▶ **Aim of the exercise**
Extract every line where the string "InventoryTab" appears.

Dataset excerpts:

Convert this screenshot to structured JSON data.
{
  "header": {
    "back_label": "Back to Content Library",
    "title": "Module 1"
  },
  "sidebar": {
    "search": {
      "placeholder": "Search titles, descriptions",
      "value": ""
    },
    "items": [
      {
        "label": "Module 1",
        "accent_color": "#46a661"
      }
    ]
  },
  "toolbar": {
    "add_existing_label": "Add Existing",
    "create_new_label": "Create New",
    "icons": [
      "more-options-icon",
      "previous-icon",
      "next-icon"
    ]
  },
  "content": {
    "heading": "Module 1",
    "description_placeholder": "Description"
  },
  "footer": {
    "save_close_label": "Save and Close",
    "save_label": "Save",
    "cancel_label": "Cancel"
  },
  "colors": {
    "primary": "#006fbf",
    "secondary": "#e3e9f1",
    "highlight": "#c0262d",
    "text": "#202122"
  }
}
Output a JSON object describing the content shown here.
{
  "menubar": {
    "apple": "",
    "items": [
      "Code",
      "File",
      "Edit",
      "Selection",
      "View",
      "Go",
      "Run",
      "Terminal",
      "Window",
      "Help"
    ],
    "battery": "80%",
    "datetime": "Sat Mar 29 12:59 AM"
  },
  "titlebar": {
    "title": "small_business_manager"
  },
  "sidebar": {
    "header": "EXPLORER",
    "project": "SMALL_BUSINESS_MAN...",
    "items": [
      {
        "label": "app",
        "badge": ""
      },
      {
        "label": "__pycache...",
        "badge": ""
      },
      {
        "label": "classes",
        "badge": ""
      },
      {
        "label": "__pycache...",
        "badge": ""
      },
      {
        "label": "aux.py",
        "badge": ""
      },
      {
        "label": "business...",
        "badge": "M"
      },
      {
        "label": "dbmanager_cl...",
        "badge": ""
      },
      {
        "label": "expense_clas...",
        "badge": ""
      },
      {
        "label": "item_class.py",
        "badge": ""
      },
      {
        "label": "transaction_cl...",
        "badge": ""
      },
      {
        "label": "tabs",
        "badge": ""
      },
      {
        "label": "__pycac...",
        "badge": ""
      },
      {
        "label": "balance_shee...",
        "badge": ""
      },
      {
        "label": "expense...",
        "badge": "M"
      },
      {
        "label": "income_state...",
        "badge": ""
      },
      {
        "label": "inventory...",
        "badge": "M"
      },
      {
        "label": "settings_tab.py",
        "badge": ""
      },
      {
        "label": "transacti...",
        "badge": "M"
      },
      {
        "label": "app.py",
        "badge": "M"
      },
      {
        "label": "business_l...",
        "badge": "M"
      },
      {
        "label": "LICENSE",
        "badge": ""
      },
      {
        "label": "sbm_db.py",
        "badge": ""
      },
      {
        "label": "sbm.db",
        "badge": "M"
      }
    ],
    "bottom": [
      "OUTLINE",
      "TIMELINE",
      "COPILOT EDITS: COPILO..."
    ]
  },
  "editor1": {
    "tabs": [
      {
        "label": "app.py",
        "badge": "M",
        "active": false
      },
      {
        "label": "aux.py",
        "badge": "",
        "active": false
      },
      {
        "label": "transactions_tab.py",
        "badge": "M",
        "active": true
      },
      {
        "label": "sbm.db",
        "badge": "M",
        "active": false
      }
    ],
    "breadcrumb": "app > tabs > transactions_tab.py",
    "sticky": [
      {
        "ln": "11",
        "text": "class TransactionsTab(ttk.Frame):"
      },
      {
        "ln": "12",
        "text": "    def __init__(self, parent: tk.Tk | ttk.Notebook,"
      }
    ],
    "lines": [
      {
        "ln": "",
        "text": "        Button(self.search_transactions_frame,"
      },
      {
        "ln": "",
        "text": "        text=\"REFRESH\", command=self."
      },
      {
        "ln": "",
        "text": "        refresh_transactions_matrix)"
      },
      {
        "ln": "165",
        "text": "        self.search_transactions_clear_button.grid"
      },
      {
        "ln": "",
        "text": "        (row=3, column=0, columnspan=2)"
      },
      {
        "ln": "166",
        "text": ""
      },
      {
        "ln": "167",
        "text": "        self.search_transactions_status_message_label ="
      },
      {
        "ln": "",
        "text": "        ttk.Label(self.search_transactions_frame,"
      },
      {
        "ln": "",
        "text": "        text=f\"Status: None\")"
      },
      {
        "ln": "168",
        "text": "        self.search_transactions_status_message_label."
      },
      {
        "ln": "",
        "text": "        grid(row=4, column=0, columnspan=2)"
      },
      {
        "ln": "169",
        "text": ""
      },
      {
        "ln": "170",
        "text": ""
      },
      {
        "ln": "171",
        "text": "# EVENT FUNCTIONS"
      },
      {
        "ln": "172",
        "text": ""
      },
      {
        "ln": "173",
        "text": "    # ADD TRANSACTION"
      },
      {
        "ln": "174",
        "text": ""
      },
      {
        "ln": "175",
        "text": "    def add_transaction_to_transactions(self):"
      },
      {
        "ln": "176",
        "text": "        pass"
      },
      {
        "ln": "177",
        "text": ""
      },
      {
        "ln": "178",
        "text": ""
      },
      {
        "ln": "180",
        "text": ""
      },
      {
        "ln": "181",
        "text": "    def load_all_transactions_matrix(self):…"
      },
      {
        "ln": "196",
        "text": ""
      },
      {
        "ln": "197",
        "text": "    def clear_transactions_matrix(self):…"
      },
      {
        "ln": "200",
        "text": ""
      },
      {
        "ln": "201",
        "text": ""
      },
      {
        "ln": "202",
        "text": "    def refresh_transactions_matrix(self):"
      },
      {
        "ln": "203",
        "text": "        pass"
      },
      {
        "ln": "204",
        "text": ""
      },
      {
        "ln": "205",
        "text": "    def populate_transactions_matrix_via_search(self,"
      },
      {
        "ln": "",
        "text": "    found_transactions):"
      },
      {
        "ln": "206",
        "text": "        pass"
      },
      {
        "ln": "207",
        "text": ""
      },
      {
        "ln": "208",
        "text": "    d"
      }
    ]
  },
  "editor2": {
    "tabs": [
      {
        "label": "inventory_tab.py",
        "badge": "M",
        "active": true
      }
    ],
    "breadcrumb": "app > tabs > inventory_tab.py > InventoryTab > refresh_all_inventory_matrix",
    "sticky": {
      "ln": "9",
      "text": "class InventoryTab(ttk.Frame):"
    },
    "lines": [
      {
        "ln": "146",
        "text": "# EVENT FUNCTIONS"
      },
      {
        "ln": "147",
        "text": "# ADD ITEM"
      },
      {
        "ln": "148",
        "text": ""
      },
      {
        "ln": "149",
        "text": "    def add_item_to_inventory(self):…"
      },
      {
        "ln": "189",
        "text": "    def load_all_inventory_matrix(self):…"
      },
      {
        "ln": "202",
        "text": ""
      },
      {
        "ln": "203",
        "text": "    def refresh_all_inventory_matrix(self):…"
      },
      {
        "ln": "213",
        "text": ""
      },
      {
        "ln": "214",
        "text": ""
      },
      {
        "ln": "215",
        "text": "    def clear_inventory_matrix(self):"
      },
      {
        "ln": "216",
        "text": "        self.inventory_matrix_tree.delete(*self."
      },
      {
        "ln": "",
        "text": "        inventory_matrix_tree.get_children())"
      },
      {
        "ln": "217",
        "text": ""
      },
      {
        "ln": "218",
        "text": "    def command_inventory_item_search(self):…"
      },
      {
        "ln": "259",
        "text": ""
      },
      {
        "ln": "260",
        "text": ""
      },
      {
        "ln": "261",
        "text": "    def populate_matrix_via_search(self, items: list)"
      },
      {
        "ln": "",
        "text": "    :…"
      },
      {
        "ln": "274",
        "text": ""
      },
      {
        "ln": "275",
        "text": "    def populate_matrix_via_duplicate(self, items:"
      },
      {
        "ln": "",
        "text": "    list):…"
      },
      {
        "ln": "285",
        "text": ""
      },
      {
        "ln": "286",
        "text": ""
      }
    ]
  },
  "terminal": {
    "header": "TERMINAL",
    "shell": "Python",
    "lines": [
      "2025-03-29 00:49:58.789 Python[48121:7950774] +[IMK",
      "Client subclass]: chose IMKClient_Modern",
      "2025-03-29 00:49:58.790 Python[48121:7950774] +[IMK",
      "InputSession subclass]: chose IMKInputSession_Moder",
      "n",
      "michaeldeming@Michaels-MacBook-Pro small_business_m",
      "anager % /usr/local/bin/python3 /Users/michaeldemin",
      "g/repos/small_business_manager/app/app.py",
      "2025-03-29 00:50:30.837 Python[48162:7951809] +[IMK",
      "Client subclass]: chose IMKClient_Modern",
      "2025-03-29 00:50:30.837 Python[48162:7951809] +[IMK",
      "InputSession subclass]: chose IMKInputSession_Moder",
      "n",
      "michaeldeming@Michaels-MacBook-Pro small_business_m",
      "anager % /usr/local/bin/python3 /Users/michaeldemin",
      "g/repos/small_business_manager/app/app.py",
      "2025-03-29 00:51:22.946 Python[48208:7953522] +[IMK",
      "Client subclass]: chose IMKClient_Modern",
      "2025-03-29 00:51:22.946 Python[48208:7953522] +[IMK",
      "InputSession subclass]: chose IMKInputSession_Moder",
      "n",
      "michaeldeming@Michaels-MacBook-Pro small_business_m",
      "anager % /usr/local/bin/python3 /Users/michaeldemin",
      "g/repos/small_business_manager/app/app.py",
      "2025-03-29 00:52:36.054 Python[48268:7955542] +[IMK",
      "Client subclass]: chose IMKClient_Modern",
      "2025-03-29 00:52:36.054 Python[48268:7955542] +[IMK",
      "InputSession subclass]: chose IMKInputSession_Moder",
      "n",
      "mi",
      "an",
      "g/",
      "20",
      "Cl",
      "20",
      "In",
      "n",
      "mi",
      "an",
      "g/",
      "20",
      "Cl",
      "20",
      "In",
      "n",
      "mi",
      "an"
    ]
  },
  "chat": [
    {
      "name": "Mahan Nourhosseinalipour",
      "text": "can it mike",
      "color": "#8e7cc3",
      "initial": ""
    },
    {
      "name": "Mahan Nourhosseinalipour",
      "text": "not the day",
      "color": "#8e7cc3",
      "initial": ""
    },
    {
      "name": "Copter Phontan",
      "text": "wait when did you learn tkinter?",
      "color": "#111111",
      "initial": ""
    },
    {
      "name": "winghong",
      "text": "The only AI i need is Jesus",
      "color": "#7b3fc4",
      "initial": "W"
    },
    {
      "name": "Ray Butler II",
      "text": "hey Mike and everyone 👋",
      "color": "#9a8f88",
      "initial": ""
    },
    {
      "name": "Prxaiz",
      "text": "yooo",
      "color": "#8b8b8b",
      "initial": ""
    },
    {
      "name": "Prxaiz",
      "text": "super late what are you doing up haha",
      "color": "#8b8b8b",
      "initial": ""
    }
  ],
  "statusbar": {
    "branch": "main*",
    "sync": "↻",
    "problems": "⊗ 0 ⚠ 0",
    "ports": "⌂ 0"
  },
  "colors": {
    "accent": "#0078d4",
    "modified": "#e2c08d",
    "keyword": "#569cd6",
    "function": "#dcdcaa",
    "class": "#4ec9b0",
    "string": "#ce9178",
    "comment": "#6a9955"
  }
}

▶ **Answer**
    "breadcrumb": "app > tabs > inventory_tab.py > InventoryTab > refresh_all_inventory_matrix",
      "text": "class InventoryTab(ttk.Frame):"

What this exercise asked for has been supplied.